» WHAT YOU ARE ASKED TO DO: Read through the listing below and copy each line in which the word "structured" occurs.

» MATERIAL FOR THE TASK:
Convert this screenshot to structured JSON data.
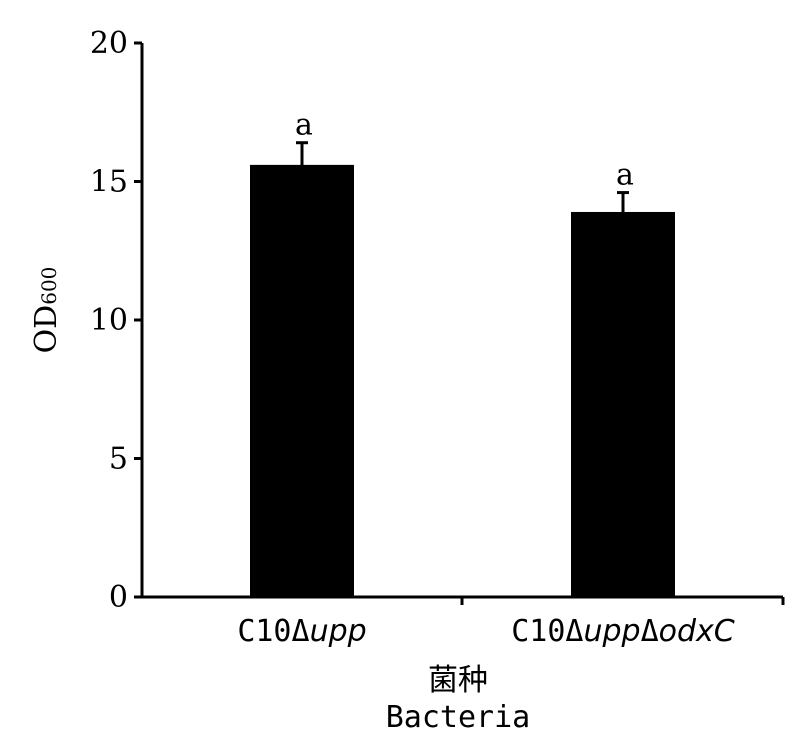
{
  "chart_data": {
    "type": "bar",
    "categories": [
      {
        "prefix": "C10",
        "parts": [
          {
            "delta": "Δ",
            "gene": "upp"
          }
        ]
      },
      {
        "prefix": "C10",
        "parts": [
          {
            "delta": "Δ",
            "gene": "upp"
          },
          {
            "delta": "Δ",
            "gene": "odxC"
          }
        ]
      }
    ],
    "values": [
      15.6,
      13.9
    ],
    "errors": [
      0.8,
      0.7
    ],
    "significance": [
      "a",
      "a"
    ],
    "ylim": [
      0,
      20
    ],
    "yticks": [
      0,
      5,
      10,
      15,
      20
    ],
    "ylabel": {
      "main": "OD",
      "subscript": "600"
    },
    "xlabel": {
      "line1": "菌种",
      "line2": "Bacteria"
    },
    "bar_color": "#000000",
    "grid": false,
    "legend": "none"
  }
}
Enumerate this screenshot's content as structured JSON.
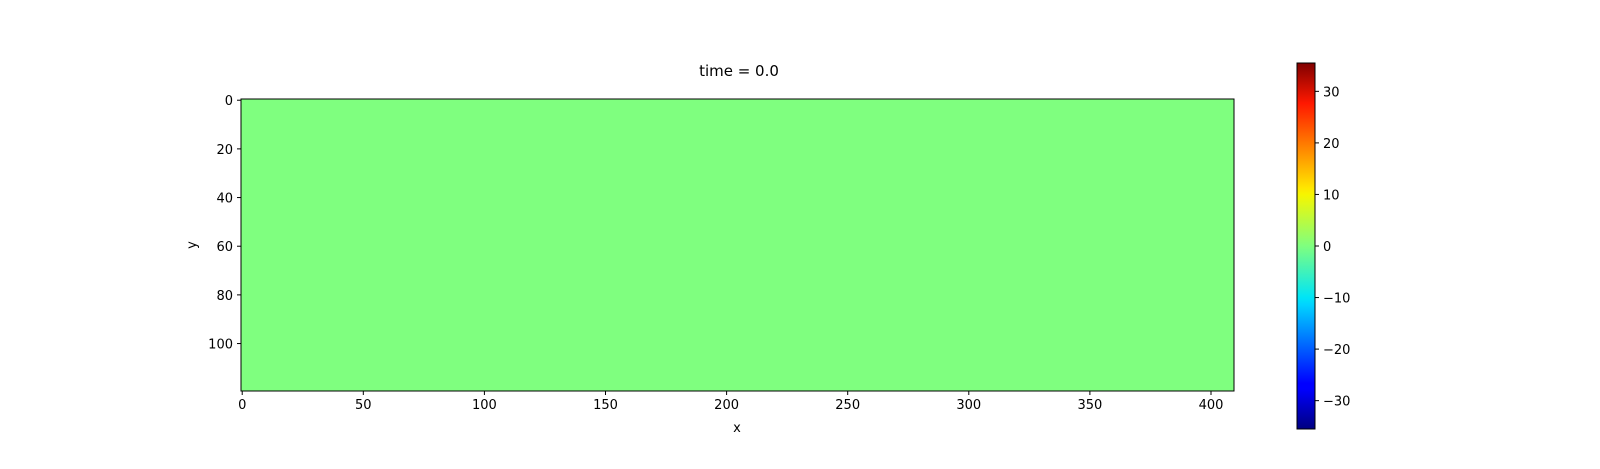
{
  "chart_data": {
    "type": "heatmap",
    "title": "time = 0.0",
    "xlabel": "x",
    "ylabel": "y",
    "xlim": [
      -0.5,
      409.5
    ],
    "ylim": [
      119.5,
      -0.5
    ],
    "x_ticks": [
      0,
      50,
      100,
      150,
      200,
      250,
      300,
      350,
      400
    ],
    "y_ticks": [
      0,
      20,
      40,
      60,
      80,
      100
    ],
    "grid": false,
    "values": "uniform field, all cells = 0.0",
    "field_value": 0.0,
    "colormap": "jet",
    "colorbar": {
      "vmin": -35.5,
      "vmax": 35.5,
      "ticks": [
        -30,
        -20,
        -10,
        0,
        10,
        20,
        30
      ],
      "tick_labels": [
        "−30",
        "−20",
        "−10",
        "0",
        "10",
        "20",
        "30"
      ]
    }
  },
  "colors": {
    "field": "#7fff7f",
    "axes": "#000000",
    "background": "#ffffff"
  }
}
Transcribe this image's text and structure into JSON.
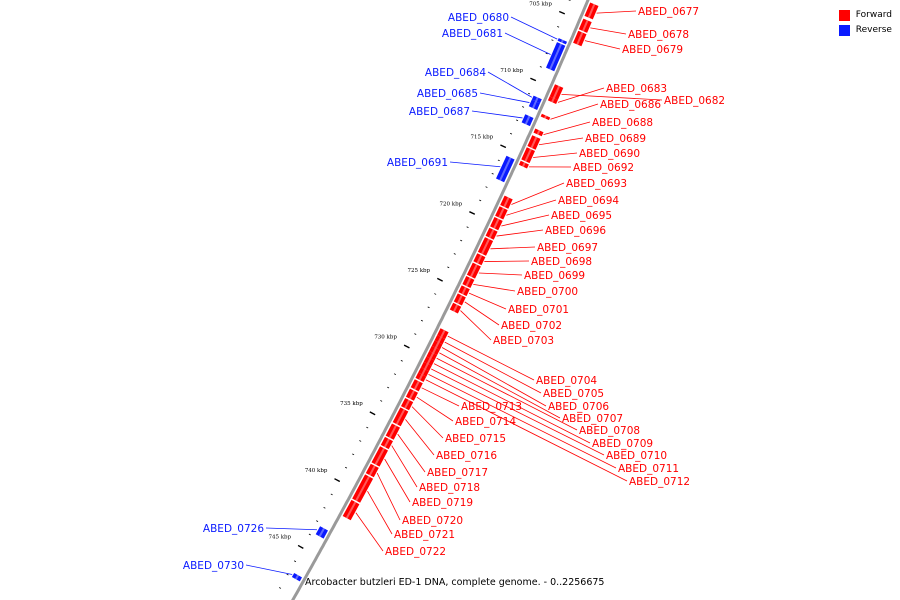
{
  "legend": {
    "forward_label": "Forward",
    "reverse_label": "Reverse"
  },
  "colors": {
    "forward": "#ff0000",
    "reverse": "#0a1aff",
    "backbone": "#9a9a9a",
    "ticks": "#000000"
  },
  "caption": "Arcobacter butzleri ED-1 DNA, complete genome. - 0..2256675",
  "ticks": [
    {
      "label": "705 kbp",
      "pos_kbp": 705
    },
    {
      "label": "710 kbp",
      "pos_kbp": 710
    },
    {
      "label": "715 kbp",
      "pos_kbp": 715
    },
    {
      "label": "720 kbp",
      "pos_kbp": 720
    },
    {
      "label": "725 kbp",
      "pos_kbp": 725
    },
    {
      "label": "730 kbp",
      "pos_kbp": 730
    },
    {
      "label": "735 kbp",
      "pos_kbp": 735
    },
    {
      "label": "740 kbp",
      "pos_kbp": 740
    },
    {
      "label": "745 kbp",
      "pos_kbp": 745
    }
  ],
  "genes": [
    {
      "id": "ABED_0677",
      "strand": "forward",
      "start_kbp": 703.6,
      "end_kbp": 704.6
    },
    {
      "id": "ABED_0678",
      "strand": "forward",
      "start_kbp": 704.8,
      "end_kbp": 705.6
    },
    {
      "id": "ABED_0679",
      "strand": "forward",
      "start_kbp": 705.7,
      "end_kbp": 706.6
    },
    {
      "id": "ABED_0680",
      "strand": "reverse",
      "start_kbp": 706.7,
      "end_kbp": 706.9
    },
    {
      "id": "ABED_0681",
      "strand": "reverse",
      "start_kbp": 707.0,
      "end_kbp": 708.9
    },
    {
      "id": "ABED_0682",
      "strand": "forward",
      "start_kbp": 709.7,
      "end_kbp": 710.6
    },
    {
      "id": "ABED_0683",
      "strand": "forward",
      "start_kbp": 710.6,
      "end_kbp": 710.9
    },
    {
      "id": "ABED_0684",
      "strand": "reverse",
      "start_kbp": 711.0,
      "end_kbp": 711.3
    },
    {
      "id": "ABED_0685",
      "strand": "reverse",
      "start_kbp": 711.3,
      "end_kbp": 711.8
    },
    {
      "id": "ABED_0686",
      "strand": "forward",
      "start_kbp": 711.9,
      "end_kbp": 712.1
    },
    {
      "id": "ABED_0687",
      "strand": "reverse",
      "start_kbp": 712.4,
      "end_kbp": 713.0
    },
    {
      "id": "ABED_0688",
      "strand": "forward",
      "start_kbp": 713.0,
      "end_kbp": 713.3
    },
    {
      "id": "ABED_0689",
      "strand": "forward",
      "start_kbp": 713.5,
      "end_kbp": 714.3
    },
    {
      "id": "ABED_0690",
      "strand": "forward",
      "start_kbp": 714.4,
      "end_kbp": 715.3
    },
    {
      "id": "ABED_0691",
      "strand": "reverse",
      "start_kbp": 715.5,
      "end_kbp": 717.2
    },
    {
      "id": "ABED_0692",
      "strand": "forward",
      "start_kbp": 715.4,
      "end_kbp": 715.7
    },
    {
      "id": "ABED_0693",
      "strand": "forward",
      "start_kbp": 718.0,
      "end_kbp": 718.7
    },
    {
      "id": "ABED_0694",
      "strand": "forward",
      "start_kbp": 718.8,
      "end_kbp": 719.5
    },
    {
      "id": "ABED_0695",
      "strand": "forward",
      "start_kbp": 719.6,
      "end_kbp": 720.3
    },
    {
      "id": "ABED_0696",
      "strand": "forward",
      "start_kbp": 720.4,
      "end_kbp": 721.0
    },
    {
      "id": "ABED_0697",
      "strand": "forward",
      "start_kbp": 721.1,
      "end_kbp": 722.2
    },
    {
      "id": "ABED_0698",
      "strand": "forward",
      "start_kbp": 722.3,
      "end_kbp": 722.9
    },
    {
      "id": "ABED_0699",
      "strand": "forward",
      "start_kbp": 723.0,
      "end_kbp": 723.9
    },
    {
      "id": "ABED_0700",
      "strand": "forward",
      "start_kbp": 724.0,
      "end_kbp": 724.6
    },
    {
      "id": "ABED_0701",
      "strand": "forward",
      "start_kbp": 724.7,
      "end_kbp": 725.2
    },
    {
      "id": "ABED_0702",
      "strand": "forward",
      "start_kbp": 725.3,
      "end_kbp": 725.9
    },
    {
      "id": "ABED_0703",
      "strand": "forward",
      "start_kbp": 726.0,
      "end_kbp": 726.5
    },
    {
      "id": "ABED_0704",
      "strand": "forward",
      "start_kbp": 727.9,
      "end_kbp": 728.4
    },
    {
      "id": "ABED_0705",
      "strand": "forward",
      "start_kbp": 728.4,
      "end_kbp": 728.8
    },
    {
      "id": "ABED_0706",
      "strand": "forward",
      "start_kbp": 728.8,
      "end_kbp": 729.2
    },
    {
      "id": "ABED_0707",
      "strand": "forward",
      "start_kbp": 729.2,
      "end_kbp": 729.6
    },
    {
      "id": "ABED_0708",
      "strand": "forward",
      "start_kbp": 729.6,
      "end_kbp": 730.0
    },
    {
      "id": "ABED_0709",
      "strand": "forward",
      "start_kbp": 730.0,
      "end_kbp": 730.4
    },
    {
      "id": "ABED_0710",
      "strand": "forward",
      "start_kbp": 730.4,
      "end_kbp": 730.8
    },
    {
      "id": "ABED_0711",
      "strand": "forward",
      "start_kbp": 730.8,
      "end_kbp": 731.2
    },
    {
      "id": "ABED_0712",
      "strand": "forward",
      "start_kbp": 731.2,
      "end_kbp": 731.6
    },
    {
      "id": "ABED_0713",
      "strand": "forward",
      "start_kbp": 731.7,
      "end_kbp": 732.3
    },
    {
      "id": "ABED_0714",
      "strand": "forward",
      "start_kbp": 732.4,
      "end_kbp": 733.0
    },
    {
      "id": "ABED_0715",
      "strand": "forward",
      "start_kbp": 733.1,
      "end_kbp": 733.7
    },
    {
      "id": "ABED_0716",
      "strand": "forward",
      "start_kbp": 733.8,
      "end_kbp": 734.9
    },
    {
      "id": "ABED_0717",
      "strand": "forward",
      "start_kbp": 735.0,
      "end_kbp": 735.9
    },
    {
      "id": "ABED_0718",
      "strand": "forward",
      "start_kbp": 736.0,
      "end_kbp": 736.6
    },
    {
      "id": "ABED_0719",
      "strand": "forward",
      "start_kbp": 736.7,
      "end_kbp": 737.9
    },
    {
      "id": "ABED_0720",
      "strand": "forward",
      "start_kbp": 738.0,
      "end_kbp": 738.7
    },
    {
      "id": "ABED_0721",
      "strand": "forward",
      "start_kbp": 738.8,
      "end_kbp": 740.6
    },
    {
      "id": "ABED_0722",
      "strand": "forward",
      "start_kbp": 740.7,
      "end_kbp": 741.9
    },
    {
      "id": "ABED_0726",
      "strand": "reverse",
      "start_kbp": 743.2,
      "end_kbp": 743.8
    },
    {
      "id": "ABED_0730",
      "strand": "reverse",
      "start_kbp": 746.7,
      "end_kbp": 747.0
    }
  ]
}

» RESPONSE FOR THIS EXERCISE:
Convert this screenshot to structured JSON data.
Enumerate this screenshot's content as structured JSON.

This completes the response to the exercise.